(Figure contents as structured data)
----

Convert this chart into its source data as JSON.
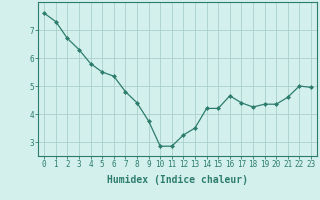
{
  "x": [
    0,
    1,
    2,
    3,
    4,
    5,
    6,
    7,
    8,
    9,
    10,
    11,
    12,
    13,
    14,
    15,
    16,
    17,
    18,
    19,
    20,
    21,
    22,
    23
  ],
  "y": [
    7.6,
    7.3,
    6.7,
    6.3,
    5.8,
    5.5,
    5.35,
    4.8,
    4.4,
    3.75,
    2.85,
    2.85,
    3.25,
    3.5,
    4.2,
    4.2,
    4.65,
    4.4,
    4.25,
    4.35,
    4.35,
    4.6,
    5.0,
    4.95
  ],
  "line_color": "#2d7d6e",
  "marker": "D",
  "marker_size": 2.0,
  "bg_color": "#d4f0ec",
  "grid_color_minor": "#c8e8e4",
  "grid_color_major": "#aacfcb",
  "xlabel": "Humidex (Indice chaleur)",
  "ylim": [
    2.5,
    8.0
  ],
  "xlim": [
    -0.5,
    23.5
  ],
  "yticks": [
    3,
    4,
    5,
    6,
    7
  ],
  "xticks": [
    0,
    1,
    2,
    3,
    4,
    5,
    6,
    7,
    8,
    9,
    10,
    11,
    12,
    13,
    14,
    15,
    16,
    17,
    18,
    19,
    20,
    21,
    22,
    23
  ],
  "xtick_labels": [
    "0",
    "1",
    "2",
    "3",
    "4",
    "5",
    "6",
    "7",
    "8",
    "9",
    "10",
    "11",
    "12",
    "13",
    "14",
    "15",
    "16",
    "17",
    "18",
    "19",
    "20",
    "21",
    "22",
    "23"
  ],
  "xlabel_fontsize": 7,
  "tick_fontsize": 5.5,
  "spine_color": "#2d7d6e",
  "line_width": 0.9
}
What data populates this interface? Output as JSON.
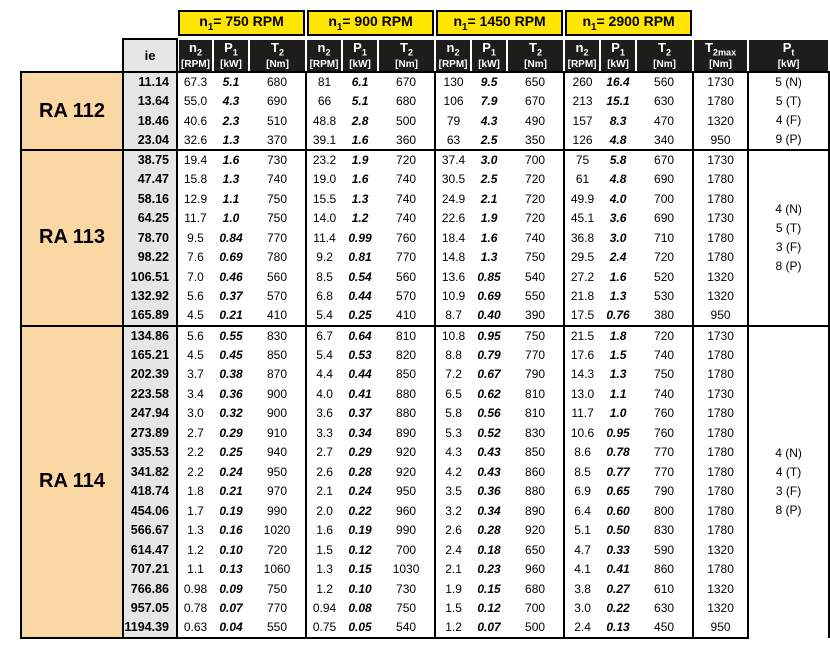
{
  "colors": {
    "header_yellow": "#ffe500",
    "header_dark": "#1d1d1b",
    "ie_gray": "#e6e6e6",
    "group_peach": "#fbd7a3",
    "border": "#000000"
  },
  "header": {
    "rpm_cells": [
      {
        "sym": "n",
        "sub": "1",
        "eq": "= ",
        "value": "750",
        "unit": " RPM"
      },
      {
        "sym": "n",
        "sub": "1",
        "eq": "= ",
        "value": "900",
        "unit": " RPM"
      },
      {
        "sym": "n",
        "sub": "1",
        "eq": "= ",
        "value": "1450",
        "unit": " RPM"
      },
      {
        "sym": "n",
        "sub": "1",
        "eq": "= ",
        "value": "2900",
        "unit": " RPM"
      }
    ],
    "ie_label": "ie",
    "sub_cols": [
      {
        "sym": "n",
        "sub": "2",
        "unit": "[RPM]"
      },
      {
        "sym": "P",
        "sub": "1",
        "unit": "[kW]"
      },
      {
        "sym": "T",
        "sub": "2",
        "unit": "[Nm]"
      }
    ],
    "t2max": {
      "sym": "T",
      "sub": "2max",
      "unit": "[Nm]"
    },
    "pt": {
      "sym": "P",
      "sub": "t",
      "unit": "[kW]"
    }
  },
  "groups": [
    {
      "name": "RA 112",
      "pt_lines": [
        "5 (N)",
        "5 (T)",
        "4 (F)",
        "9 (P)"
      ],
      "rows": [
        {
          "ie": "11.14",
          "cells": [
            "67.3",
            "5.1",
            "680",
            "81",
            "6.1",
            "670",
            "130",
            "9.5",
            "650",
            "260",
            "16.4",
            "560"
          ],
          "t2max": "1730"
        },
        {
          "ie": "13.64",
          "cells": [
            "55.0",
            "4.3",
            "690",
            "66",
            "5.1",
            "680",
            "106",
            "7.9",
            "670",
            "213",
            "15.1",
            "630"
          ],
          "t2max": "1780"
        },
        {
          "ie": "18.46",
          "cells": [
            "40.6",
            "2.3",
            "510",
            "48.8",
            "2.8",
            "500",
            "79",
            "4.3",
            "490",
            "157",
            "8.3",
            "470"
          ],
          "t2max": "1320"
        },
        {
          "ie": "23.04",
          "cells": [
            "32.6",
            "1.3",
            "370",
            "39.1",
            "1.6",
            "360",
            "63",
            "2.5",
            "350",
            "126",
            "4.8",
            "340"
          ],
          "t2max": "950"
        }
      ]
    },
    {
      "name": "RA 113",
      "pt_lines": [
        "4 (N)",
        "5 (T)",
        "3 (F)",
        "8 (P)"
      ],
      "rows": [
        {
          "ie": "38.75",
          "cells": [
            "19.4",
            "1.6",
            "730",
            "23.2",
            "1.9",
            "720",
            "37.4",
            "3.0",
            "700",
            "75",
            "5.8",
            "670"
          ],
          "t2max": "1730"
        },
        {
          "ie": "47.47",
          "cells": [
            "15.8",
            "1.3",
            "740",
            "19.0",
            "1.6",
            "740",
            "30.5",
            "2.5",
            "720",
            "61",
            "4.8",
            "690"
          ],
          "t2max": "1780"
        },
        {
          "ie": "58.16",
          "cells": [
            "12.9",
            "1.1",
            "750",
            "15.5",
            "1.3",
            "740",
            "24.9",
            "2.1",
            "720",
            "49.9",
            "4.0",
            "700"
          ],
          "t2max": "1780"
        },
        {
          "ie": "64.25",
          "cells": [
            "11.7",
            "1.0",
            "750",
            "14.0",
            "1.2",
            "740",
            "22.6",
            "1.9",
            "720",
            "45.1",
            "3.6",
            "690"
          ],
          "t2max": "1730"
        },
        {
          "ie": "78.70",
          "cells": [
            "9.5",
            "0.84",
            "770",
            "11.4",
            "0.99",
            "760",
            "18.4",
            "1.6",
            "740",
            "36.8",
            "3.0",
            "710"
          ],
          "t2max": "1780"
        },
        {
          "ie": "98.22",
          "cells": [
            "7.6",
            "0.69",
            "780",
            "9.2",
            "0.81",
            "770",
            "14.8",
            "1.3",
            "750",
            "29.5",
            "2.4",
            "720"
          ],
          "t2max": "1780"
        },
        {
          "ie": "106.51",
          "cells": [
            "7.0",
            "0.46",
            "560",
            "8.5",
            "0.54",
            "560",
            "13.6",
            "0.85",
            "540",
            "27.2",
            "1.6",
            "520"
          ],
          "t2max": "1320"
        },
        {
          "ie": "132.92",
          "cells": [
            "5.6",
            "0.37",
            "570",
            "6.8",
            "0.44",
            "570",
            "10.9",
            "0.69",
            "550",
            "21.8",
            "1.3",
            "530"
          ],
          "t2max": "1320"
        },
        {
          "ie": "165.89",
          "cells": [
            "4.5",
            "0.21",
            "410",
            "5.4",
            "0.25",
            "410",
            "8.7",
            "0.40",
            "390",
            "17.5",
            "0.76",
            "380"
          ],
          "t2max": "950"
        }
      ]
    },
    {
      "name": "RA 114",
      "pt_lines": [
        "4 (N)",
        "4 (T)",
        "3 (F)",
        "8 (P)"
      ],
      "rows": [
        {
          "ie": "134.86",
          "cells": [
            "5.6",
            "0.55",
            "830",
            "6.7",
            "0.64",
            "810",
            "10.8",
            "0.95",
            "750",
            "21.5",
            "1.8",
            "720"
          ],
          "t2max": "1730"
        },
        {
          "ie": "165.21",
          "cells": [
            "4.5",
            "0.45",
            "850",
            "5.4",
            "0.53",
            "820",
            "8.8",
            "0.79",
            "770",
            "17.6",
            "1.5",
            "740"
          ],
          "t2max": "1780"
        },
        {
          "ie": "202.39",
          "cells": [
            "3.7",
            "0.38",
            "870",
            "4.4",
            "0.44",
            "850",
            "7.2",
            "0.67",
            "790",
            "14.3",
            "1.3",
            "750"
          ],
          "t2max": "1780"
        },
        {
          "ie": "223.58",
          "cells": [
            "3.4",
            "0.36",
            "900",
            "4.0",
            "0.41",
            "880",
            "6.5",
            "0.62",
            "810",
            "13.0",
            "1.1",
            "740"
          ],
          "t2max": "1730"
        },
        {
          "ie": "247.94",
          "cells": [
            "3.0",
            "0.32",
            "900",
            "3.6",
            "0.37",
            "880",
            "5.8",
            "0.56",
            "810",
            "11.7",
            "1.0",
            "760"
          ],
          "t2max": "1780"
        },
        {
          "ie": "273.89",
          "cells": [
            "2.7",
            "0.29",
            "910",
            "3.3",
            "0.34",
            "890",
            "5.3",
            "0.52",
            "830",
            "10.6",
            "0.95",
            "760"
          ],
          "t2max": "1780"
        },
        {
          "ie": "335.53",
          "cells": [
            "2.2",
            "0.25",
            "940",
            "2.7",
            "0.29",
            "920",
            "4.3",
            "0.43",
            "850",
            "8.6",
            "0.78",
            "770"
          ],
          "t2max": "1780"
        },
        {
          "ie": "341.82",
          "cells": [
            "2.2",
            "0.24",
            "950",
            "2.6",
            "0.28",
            "920",
            "4.2",
            "0.43",
            "860",
            "8.5",
            "0.77",
            "770"
          ],
          "t2max": "1780"
        },
        {
          "ie": "418.74",
          "cells": [
            "1.8",
            "0.21",
            "970",
            "2.1",
            "0.24",
            "950",
            "3.5",
            "0.36",
            "880",
            "6.9",
            "0.65",
            "790"
          ],
          "t2max": "1780"
        },
        {
          "ie": "454.06",
          "cells": [
            "1.7",
            "0.19",
            "990",
            "2.0",
            "0.22",
            "960",
            "3.2",
            "0.34",
            "890",
            "6.4",
            "0.60",
            "800"
          ],
          "t2max": "1780"
        },
        {
          "ie": "566.67",
          "cells": [
            "1.3",
            "0.16",
            "1020",
            "1.6",
            "0.19",
            "990",
            "2.6",
            "0.28",
            "920",
            "5.1",
            "0.50",
            "830"
          ],
          "t2max": "1780"
        },
        {
          "ie": "614.47",
          "cells": [
            "1.2",
            "0.10",
            "720",
            "1.5",
            "0.12",
            "700",
            "2.4",
            "0.18",
            "650",
            "4.7",
            "0.33",
            "590"
          ],
          "t2max": "1320"
        },
        {
          "ie": "707.21",
          "cells": [
            "1.1",
            "0.13",
            "1060",
            "1.3",
            "0.15",
            "1030",
            "2.1",
            "0.23",
            "960",
            "4.1",
            "0.41",
            "860"
          ],
          "t2max": "1780"
        },
        {
          "ie": "766.86",
          "cells": [
            "0.98",
            "0.09",
            "750",
            "1.2",
            "0.10",
            "730",
            "1.9",
            "0.15",
            "680",
            "3.8",
            "0.27",
            "610"
          ],
          "t2max": "1320"
        },
        {
          "ie": "957.05",
          "cells": [
            "0.78",
            "0.07",
            "770",
            "0.94",
            "0.08",
            "750",
            "1.5",
            "0.12",
            "700",
            "3.0",
            "0.22",
            "630"
          ],
          "t2max": "1320"
        },
        {
          "ie": "1194.39",
          "cells": [
            "0.63",
            "0.04",
            "550",
            "0.75",
            "0.05",
            "540",
            "1.2",
            "0.07",
            "500",
            "2.4",
            "0.13",
            "450"
          ],
          "t2max": "950"
        }
      ]
    }
  ]
}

----

Search the records for the word "JSON" and copy every line where it occurs.

Convert this chart into its source data as JSON.
What data populates this interface? Output as JSON.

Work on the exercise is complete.